Your task:
Find the lines holding the string "Obchody" in the data, then copy all of them.

(Data entries for graphics)
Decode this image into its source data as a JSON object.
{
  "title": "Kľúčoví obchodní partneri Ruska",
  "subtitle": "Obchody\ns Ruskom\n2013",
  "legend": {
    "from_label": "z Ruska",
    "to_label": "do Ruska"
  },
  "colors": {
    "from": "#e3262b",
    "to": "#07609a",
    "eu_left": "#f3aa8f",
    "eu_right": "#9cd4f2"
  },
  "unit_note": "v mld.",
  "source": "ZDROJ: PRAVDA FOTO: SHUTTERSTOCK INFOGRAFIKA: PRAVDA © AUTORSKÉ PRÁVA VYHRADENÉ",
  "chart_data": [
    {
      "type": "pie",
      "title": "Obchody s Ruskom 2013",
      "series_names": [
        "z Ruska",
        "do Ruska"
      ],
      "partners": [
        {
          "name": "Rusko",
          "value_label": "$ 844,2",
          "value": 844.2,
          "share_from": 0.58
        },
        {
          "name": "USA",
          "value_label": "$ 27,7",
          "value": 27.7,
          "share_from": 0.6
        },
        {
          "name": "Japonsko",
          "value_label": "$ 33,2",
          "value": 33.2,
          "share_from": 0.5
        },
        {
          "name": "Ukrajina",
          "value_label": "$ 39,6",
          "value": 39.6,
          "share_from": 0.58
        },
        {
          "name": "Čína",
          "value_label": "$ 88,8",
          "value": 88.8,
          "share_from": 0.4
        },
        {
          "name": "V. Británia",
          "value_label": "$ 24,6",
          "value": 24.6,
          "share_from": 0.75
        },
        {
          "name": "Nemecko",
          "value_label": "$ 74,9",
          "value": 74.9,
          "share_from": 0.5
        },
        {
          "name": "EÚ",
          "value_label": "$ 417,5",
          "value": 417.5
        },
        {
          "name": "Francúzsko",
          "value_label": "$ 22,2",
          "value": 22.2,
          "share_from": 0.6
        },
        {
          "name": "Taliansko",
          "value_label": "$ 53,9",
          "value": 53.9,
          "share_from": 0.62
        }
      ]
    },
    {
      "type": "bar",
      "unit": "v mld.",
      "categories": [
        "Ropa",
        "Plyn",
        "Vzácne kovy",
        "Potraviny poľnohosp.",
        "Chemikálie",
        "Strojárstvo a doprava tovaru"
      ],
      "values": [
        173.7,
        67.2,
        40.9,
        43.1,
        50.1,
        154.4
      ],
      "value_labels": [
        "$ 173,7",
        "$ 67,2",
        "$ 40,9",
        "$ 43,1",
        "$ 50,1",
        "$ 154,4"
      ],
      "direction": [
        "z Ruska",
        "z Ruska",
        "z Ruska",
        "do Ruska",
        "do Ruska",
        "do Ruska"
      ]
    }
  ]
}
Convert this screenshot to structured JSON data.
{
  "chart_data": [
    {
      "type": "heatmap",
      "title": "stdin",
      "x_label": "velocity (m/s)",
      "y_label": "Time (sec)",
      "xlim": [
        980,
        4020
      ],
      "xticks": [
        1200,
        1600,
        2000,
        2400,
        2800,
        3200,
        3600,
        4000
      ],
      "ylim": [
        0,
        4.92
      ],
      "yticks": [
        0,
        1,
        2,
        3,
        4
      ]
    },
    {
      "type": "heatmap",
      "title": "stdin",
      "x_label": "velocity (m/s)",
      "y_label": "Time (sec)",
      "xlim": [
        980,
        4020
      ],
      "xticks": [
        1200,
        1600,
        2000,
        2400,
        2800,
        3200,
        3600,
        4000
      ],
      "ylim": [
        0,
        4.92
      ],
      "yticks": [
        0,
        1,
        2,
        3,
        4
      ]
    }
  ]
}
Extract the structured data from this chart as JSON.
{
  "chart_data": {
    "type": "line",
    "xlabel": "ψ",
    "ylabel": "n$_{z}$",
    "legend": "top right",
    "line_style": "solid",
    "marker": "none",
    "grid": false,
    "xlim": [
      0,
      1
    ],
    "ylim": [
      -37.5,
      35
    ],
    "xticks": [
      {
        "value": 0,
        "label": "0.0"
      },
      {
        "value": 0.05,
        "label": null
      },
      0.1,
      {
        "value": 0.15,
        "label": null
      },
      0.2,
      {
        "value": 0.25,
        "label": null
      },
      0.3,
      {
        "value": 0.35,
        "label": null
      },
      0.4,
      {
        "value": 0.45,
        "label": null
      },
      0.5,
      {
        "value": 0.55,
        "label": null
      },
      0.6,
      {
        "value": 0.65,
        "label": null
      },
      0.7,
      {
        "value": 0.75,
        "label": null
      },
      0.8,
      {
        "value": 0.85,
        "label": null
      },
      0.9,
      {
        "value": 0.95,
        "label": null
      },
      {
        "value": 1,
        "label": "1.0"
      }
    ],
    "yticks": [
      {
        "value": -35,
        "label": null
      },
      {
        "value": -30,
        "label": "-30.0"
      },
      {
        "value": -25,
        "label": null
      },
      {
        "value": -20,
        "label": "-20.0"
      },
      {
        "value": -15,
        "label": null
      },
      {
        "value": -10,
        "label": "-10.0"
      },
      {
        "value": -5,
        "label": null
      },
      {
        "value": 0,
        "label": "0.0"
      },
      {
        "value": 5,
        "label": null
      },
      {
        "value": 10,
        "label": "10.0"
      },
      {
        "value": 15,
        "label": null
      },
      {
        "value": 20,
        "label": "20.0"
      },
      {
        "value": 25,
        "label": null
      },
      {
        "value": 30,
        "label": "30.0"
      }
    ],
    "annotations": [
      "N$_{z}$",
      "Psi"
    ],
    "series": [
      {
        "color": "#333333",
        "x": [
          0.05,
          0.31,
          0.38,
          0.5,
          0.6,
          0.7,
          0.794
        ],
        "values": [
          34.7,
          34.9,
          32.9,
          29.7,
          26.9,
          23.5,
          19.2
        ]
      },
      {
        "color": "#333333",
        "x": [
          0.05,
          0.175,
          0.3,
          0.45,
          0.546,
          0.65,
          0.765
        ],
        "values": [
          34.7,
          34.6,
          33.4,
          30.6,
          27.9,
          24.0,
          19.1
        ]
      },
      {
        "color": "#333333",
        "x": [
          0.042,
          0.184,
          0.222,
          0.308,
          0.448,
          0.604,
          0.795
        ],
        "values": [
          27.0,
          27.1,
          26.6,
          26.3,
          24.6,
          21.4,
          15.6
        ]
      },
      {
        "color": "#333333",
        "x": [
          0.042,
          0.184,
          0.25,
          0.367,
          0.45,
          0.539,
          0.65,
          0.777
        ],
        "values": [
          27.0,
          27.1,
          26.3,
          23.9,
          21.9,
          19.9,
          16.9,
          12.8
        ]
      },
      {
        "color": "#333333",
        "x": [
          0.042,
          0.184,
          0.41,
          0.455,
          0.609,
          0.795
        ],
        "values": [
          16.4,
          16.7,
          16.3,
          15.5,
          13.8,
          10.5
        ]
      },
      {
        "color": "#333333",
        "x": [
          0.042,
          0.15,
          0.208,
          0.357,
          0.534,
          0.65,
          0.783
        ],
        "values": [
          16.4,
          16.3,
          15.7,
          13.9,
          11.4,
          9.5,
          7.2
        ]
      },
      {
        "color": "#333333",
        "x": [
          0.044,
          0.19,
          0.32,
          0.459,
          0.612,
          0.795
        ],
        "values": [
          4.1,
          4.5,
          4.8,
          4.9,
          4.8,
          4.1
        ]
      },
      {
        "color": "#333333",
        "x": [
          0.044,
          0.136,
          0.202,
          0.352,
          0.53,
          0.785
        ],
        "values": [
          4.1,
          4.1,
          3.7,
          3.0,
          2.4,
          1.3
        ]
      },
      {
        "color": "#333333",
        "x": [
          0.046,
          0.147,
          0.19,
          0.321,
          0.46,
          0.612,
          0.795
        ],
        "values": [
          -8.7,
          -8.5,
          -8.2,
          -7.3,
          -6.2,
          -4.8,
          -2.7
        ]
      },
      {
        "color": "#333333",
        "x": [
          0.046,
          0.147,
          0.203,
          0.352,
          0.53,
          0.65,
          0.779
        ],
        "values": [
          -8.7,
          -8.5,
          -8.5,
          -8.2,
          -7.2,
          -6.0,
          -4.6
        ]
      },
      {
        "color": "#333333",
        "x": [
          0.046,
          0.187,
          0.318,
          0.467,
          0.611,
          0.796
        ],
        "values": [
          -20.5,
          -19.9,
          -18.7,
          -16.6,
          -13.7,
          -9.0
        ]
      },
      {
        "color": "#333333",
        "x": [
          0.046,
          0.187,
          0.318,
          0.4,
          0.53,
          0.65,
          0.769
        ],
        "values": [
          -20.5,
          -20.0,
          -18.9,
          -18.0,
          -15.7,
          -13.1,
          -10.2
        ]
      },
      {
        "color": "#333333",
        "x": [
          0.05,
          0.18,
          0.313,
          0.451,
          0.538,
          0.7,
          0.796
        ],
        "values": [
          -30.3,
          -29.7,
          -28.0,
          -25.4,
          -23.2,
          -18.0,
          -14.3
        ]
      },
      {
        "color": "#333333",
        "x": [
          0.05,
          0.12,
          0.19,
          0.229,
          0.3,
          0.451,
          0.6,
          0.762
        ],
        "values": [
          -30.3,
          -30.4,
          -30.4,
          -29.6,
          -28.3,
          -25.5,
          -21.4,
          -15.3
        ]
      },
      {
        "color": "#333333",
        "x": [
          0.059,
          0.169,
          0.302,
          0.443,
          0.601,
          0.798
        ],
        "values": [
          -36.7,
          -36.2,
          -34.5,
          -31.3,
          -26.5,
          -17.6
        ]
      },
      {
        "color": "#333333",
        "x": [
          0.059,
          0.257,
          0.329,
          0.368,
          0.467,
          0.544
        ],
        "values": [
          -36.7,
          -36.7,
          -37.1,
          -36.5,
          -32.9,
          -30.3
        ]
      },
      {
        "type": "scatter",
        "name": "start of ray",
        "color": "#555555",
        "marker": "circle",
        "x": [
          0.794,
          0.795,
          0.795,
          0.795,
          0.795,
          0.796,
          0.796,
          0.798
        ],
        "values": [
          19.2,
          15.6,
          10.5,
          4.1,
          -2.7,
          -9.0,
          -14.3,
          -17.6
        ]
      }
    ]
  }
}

Solution:
  "subtitle": "Obchody\ns Ruskom\n2013",
      "title": "Obchody s Ruskom 2013",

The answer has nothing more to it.